Repeat each record below exactly, dropping the pictures.

▶ **DATA FOR THIS TASK**
──────────
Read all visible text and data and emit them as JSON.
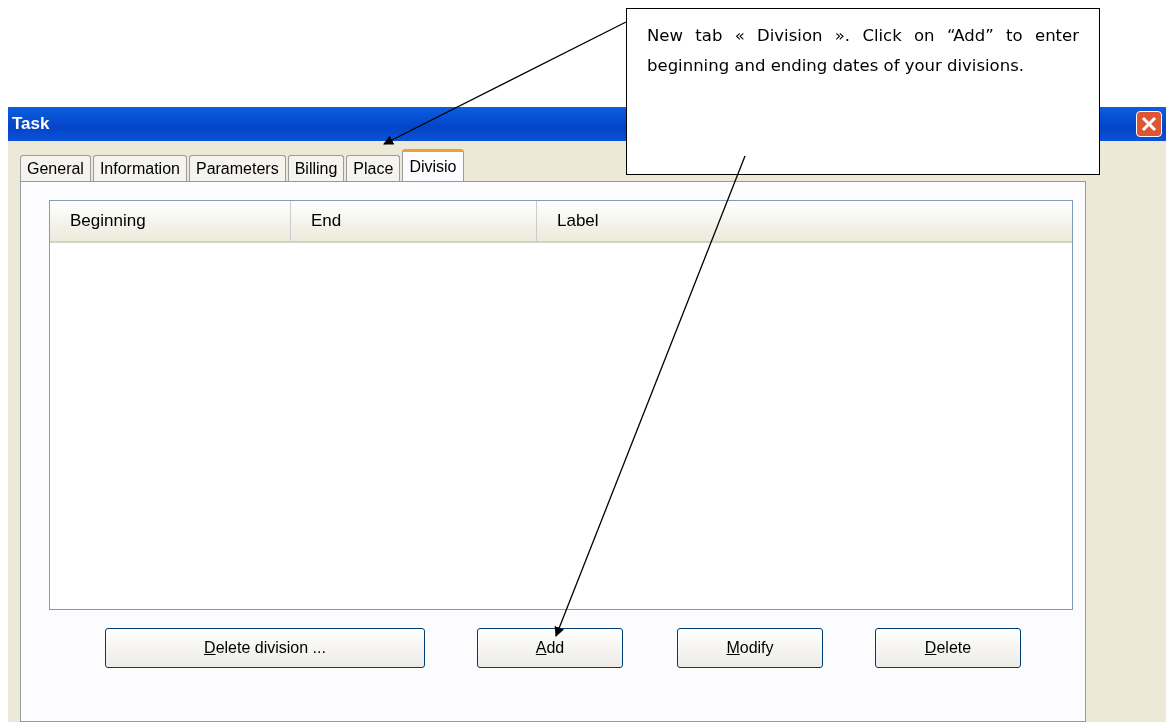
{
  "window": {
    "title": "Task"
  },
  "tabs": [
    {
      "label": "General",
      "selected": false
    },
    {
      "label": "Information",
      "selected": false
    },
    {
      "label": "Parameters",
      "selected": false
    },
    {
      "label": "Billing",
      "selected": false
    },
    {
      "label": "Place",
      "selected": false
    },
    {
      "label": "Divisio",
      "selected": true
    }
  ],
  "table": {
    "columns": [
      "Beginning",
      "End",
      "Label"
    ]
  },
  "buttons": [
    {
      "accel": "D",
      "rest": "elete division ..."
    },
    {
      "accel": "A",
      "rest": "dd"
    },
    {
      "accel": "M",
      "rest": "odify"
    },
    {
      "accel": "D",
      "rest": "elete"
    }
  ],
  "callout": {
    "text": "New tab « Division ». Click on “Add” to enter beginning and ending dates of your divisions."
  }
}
──────────
▶ **RESULT OF THIS TASK**
Read all visible text and data and emit them as JSON.
{
  "window": {
    "title": "Task"
  },
  "tabs": [
    {
      "label": "General",
      "selected": false
    },
    {
      "label": "Information",
      "selected": false
    },
    {
      "label": "Parameters",
      "selected": false
    },
    {
      "label": "Billing",
      "selected": false
    },
    {
      "label": "Place",
      "selected": false
    },
    {
      "label": "Divisio",
      "selected": true
    }
  ],
  "table": {
    "columns": [
      "Beginning",
      "End",
      "Label"
    ]
  },
  "buttons": [
    {
      "accel": "D",
      "rest": "elete division ..."
    },
    {
      "accel": "A",
      "rest": "dd"
    },
    {
      "accel": "M",
      "rest": "odify"
    },
    {
      "accel": "D",
      "rest": "elete"
    }
  ],
  "callout": {
    "text": "New tab « Division ». Click on “Add” to enter beginning and ending dates of your divisions."
  }
}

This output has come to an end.